-- BEGIN Extracted entries --

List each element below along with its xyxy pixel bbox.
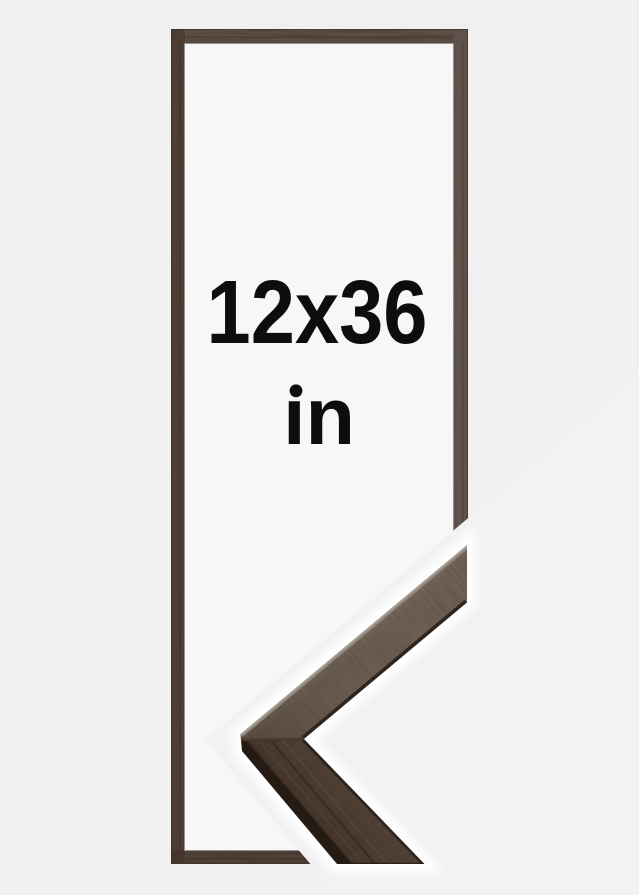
svg-text:12x36: 12x36 (207, 263, 428, 363)
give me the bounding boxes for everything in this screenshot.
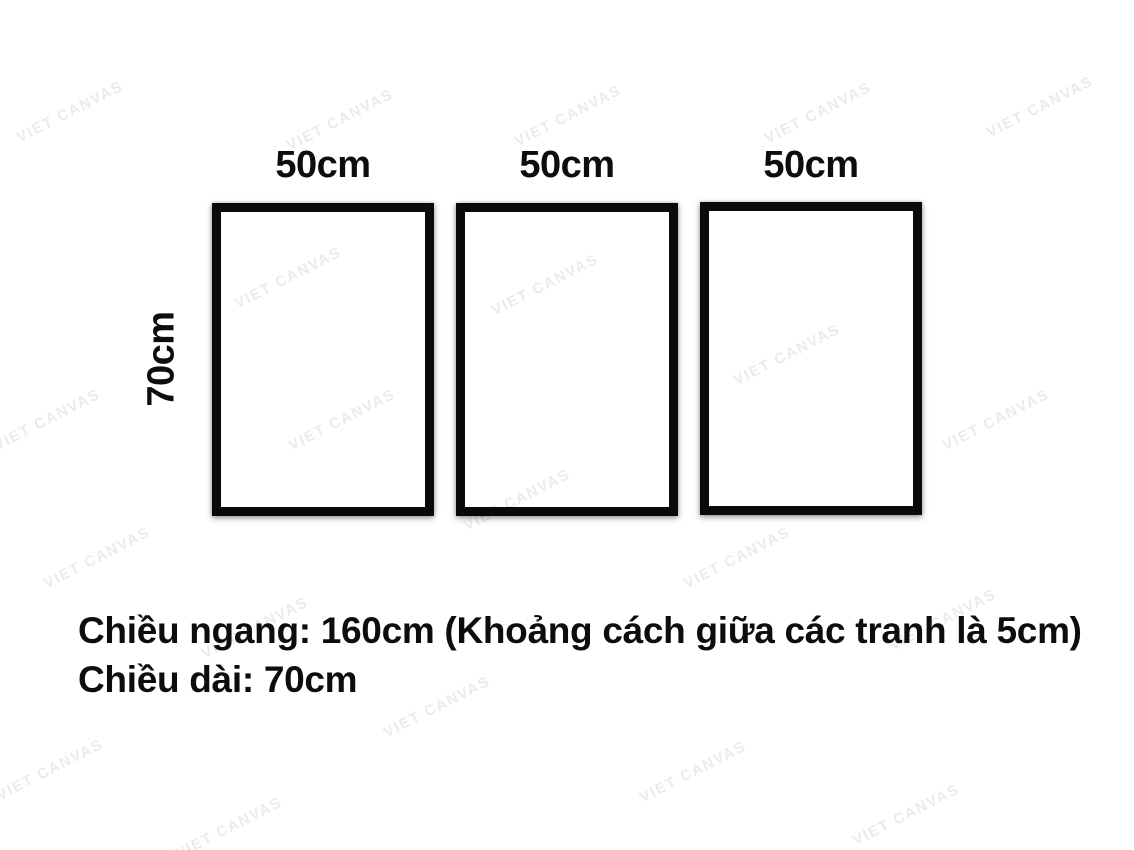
frame-2-width-label: 50cm bbox=[456, 144, 678, 187]
watermark-text: VIET CANVAS bbox=[681, 524, 793, 592]
watermark-text: VIET CANVAS bbox=[41, 524, 153, 592]
frame-3-width-label: 50cm bbox=[700, 144, 922, 187]
watermark-text: VIET CANVAS bbox=[512, 82, 624, 150]
canvas-size-diagram: VIET CANVAS VIET CANVAS VIET CANVAS VIET… bbox=[0, 0, 1134, 850]
watermark-text: VIET CANVAS bbox=[637, 738, 749, 806]
watermark-text: VIET CANVAS bbox=[762, 79, 874, 147]
watermark-text: VIET CANVAS bbox=[850, 781, 962, 849]
watermark-text: VIET CANVAS bbox=[984, 73, 1096, 141]
picture-frame-1 bbox=[212, 203, 434, 516]
watermark-text: VIET CANVAS bbox=[14, 78, 126, 146]
watermark-text: VIET CANVAS bbox=[173, 794, 285, 850]
watermark-text: VIET CANVAS bbox=[940, 386, 1052, 454]
watermark-text: VIET CANVAS bbox=[0, 386, 103, 454]
frame-height-label: 70cm bbox=[141, 311, 184, 406]
caption-line-vertical: Chiều dài: 70cm bbox=[78, 655, 1082, 704]
frame-1-width-label: 50cm bbox=[212, 144, 434, 187]
watermark-text: VIET CANVAS bbox=[0, 736, 106, 804]
picture-frame-3 bbox=[700, 202, 922, 515]
picture-frame-2 bbox=[456, 203, 678, 516]
caption-line-horizontal: Chiều ngang: 160cm (Khoảng cách giữa các… bbox=[78, 606, 1082, 655]
dimension-caption: Chiều ngang: 160cm (Khoảng cách giữa các… bbox=[78, 606, 1082, 704]
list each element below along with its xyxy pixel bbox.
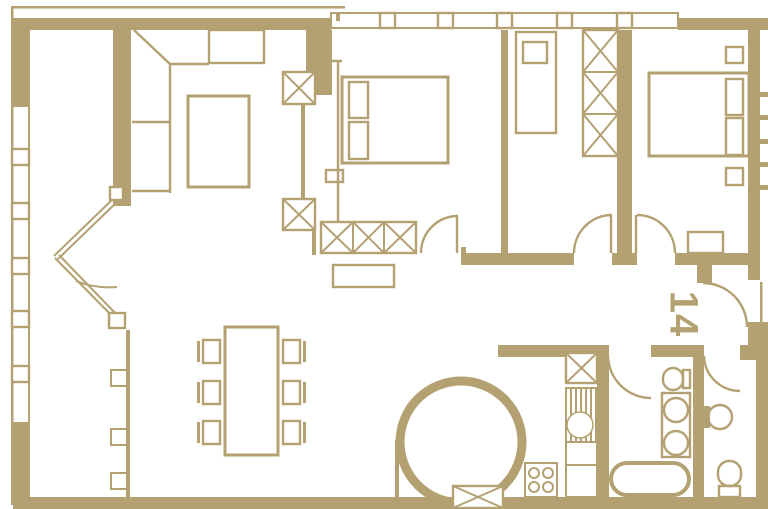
bathtub (611, 463, 689, 495)
floor-plan-screenshot: 14 (0, 0, 768, 509)
interior-walls (113, 30, 768, 497)
toilet-wc (718, 461, 741, 497)
study-wardrobe (583, 30, 618, 156)
double-vanity (662, 393, 690, 457)
kitchen-sink (567, 412, 593, 438)
door-apartment-entry (703, 283, 747, 327)
dining-chairs (197, 340, 306, 444)
west-window (12, 106, 29, 423)
door-study (574, 215, 612, 253)
stove (525, 463, 557, 497)
dining-table (225, 327, 278, 455)
door-bedroom2 (636, 215, 675, 253)
door-bedroom1 (421, 216, 458, 253)
shaft-column-bottom (283, 199, 315, 230)
study-desk (516, 32, 556, 133)
floor-plan-svg: 14 (0, 0, 768, 509)
toilet-bathroom (663, 368, 690, 390)
kitchen-counter (566, 353, 597, 497)
circular-structure (395, 381, 522, 503)
door-bathroom (608, 356, 651, 398)
north-window (331, 13, 678, 28)
shaft-column-top (283, 72, 315, 104)
sideboard (333, 265, 394, 287)
wc-basin (704, 405, 732, 429)
shaft-on-wall (453, 486, 503, 508)
bedroom1 (321, 61, 448, 253)
partition-shelves (111, 370, 127, 489)
bedroom2 (649, 47, 749, 253)
unit-number-label: 14 (661, 291, 705, 338)
entry-double-door (54, 187, 125, 328)
corner-sofa (132, 30, 264, 193)
area-rug (188, 96, 249, 187)
door-wc (704, 356, 740, 391)
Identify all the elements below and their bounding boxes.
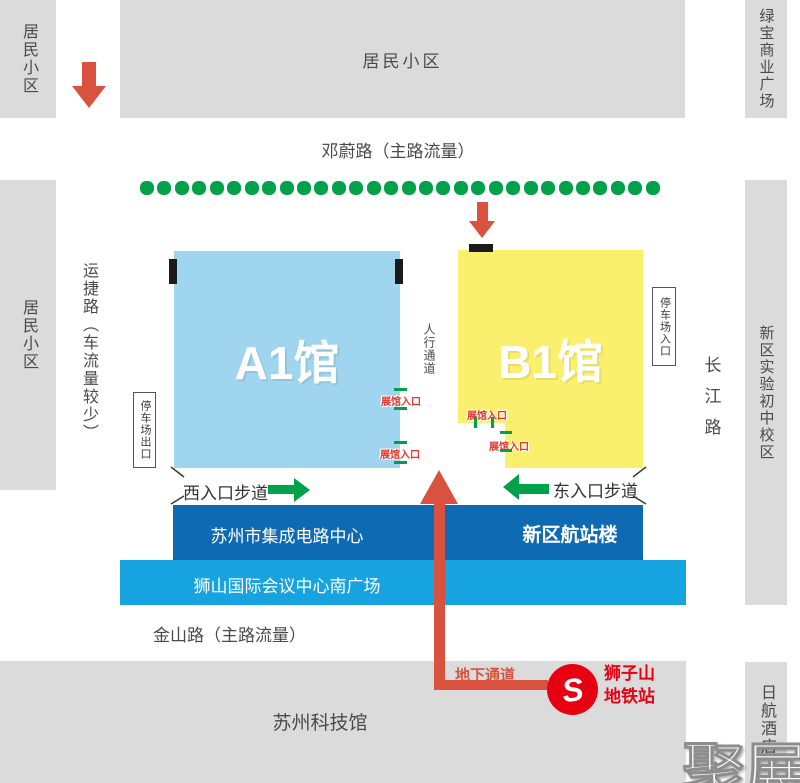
terminal-label: 新区航站楼 bbox=[470, 520, 670, 547]
watermark: 聚展 bbox=[682, 722, 800, 783]
metro-station-line2: 地铁站 bbox=[604, 686, 655, 709]
venue-map: 居民小区 居民小区 绿宝商业广场 居民小区 新区实验初中校区 苏州科技馆 日航酒… bbox=[0, 0, 800, 783]
metro-station-line1: 狮子山 bbox=[604, 663, 655, 686]
venue-bar-top: 苏州市集成电路中心 新区航站楼 bbox=[173, 505, 643, 560]
metro-logo-letter: S bbox=[560, 672, 586, 707]
underground-passage-label: 地下通道 bbox=[455, 664, 515, 685]
venue-bar-plaza: 狮山国际会议中心南广场 bbox=[120, 560, 686, 605]
ic-center-label: 苏州市集成电路中心 bbox=[187, 522, 387, 547]
route-arrow-up-icon bbox=[420, 470, 458, 504]
metro-logo: S bbox=[547, 664, 598, 715]
metro-station-label: 狮子山 地铁站 bbox=[604, 663, 655, 709]
plaza-label: 狮山国际会议中心南广场 bbox=[187, 572, 387, 597]
connector-lines bbox=[0, 0, 800, 783]
route-vertical-segment bbox=[434, 502, 445, 690]
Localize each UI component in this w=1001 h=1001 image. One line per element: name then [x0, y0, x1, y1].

-- END Extracted entries --

Given problem:
Copy the items from the line containing "terminal-label: 新区航站楼 bbox=[470, 520, 670, 547]" through the end of the items, changing each "bbox" to "box" and keeping everything else the same.

Exercise answer:
terminal-label: 新区航站楼 box=[470, 520, 670, 547]
watermark: 聚展 box=[682, 722, 800, 783]
metro-station-line2: 地铁站 box=[604, 686, 655, 709]
venue-map: 居民小区 居民小区 绿宝商业广场 居民小区 新区实验初中校区 苏州科技馆 日航酒… box=[0, 0, 800, 783]
metro-station-line1: 狮子山 box=[604, 663, 655, 686]
venue-bar-top: 苏州市集成电路中心 新区航站楼 box=[173, 505, 643, 560]
metro-logo-letter: S box=[560, 672, 586, 707]
underground-passage-label: 地下通道 box=[455, 664, 515, 685]
venue-bar-plaza: 狮山国际会议中心南广场 box=[120, 560, 686, 605]
ic-center-label: 苏州市集成电路中心 box=[187, 522, 387, 547]
route-arrow-up-icon box=[420, 470, 458, 504]
metro-logo: S box=[547, 664, 598, 715]
metro-station-label: 狮子山 地铁站 box=[604, 663, 655, 709]
plaza-label: 狮山国际会议中心南广场 box=[187, 572, 387, 597]
connector-lines box=[0, 0, 800, 783]
route-vertical-segment box=[434, 502, 445, 690]
Localize each UI component in this w=1001 h=1001 image. One line per element: name then [x0, y0, x1, y1].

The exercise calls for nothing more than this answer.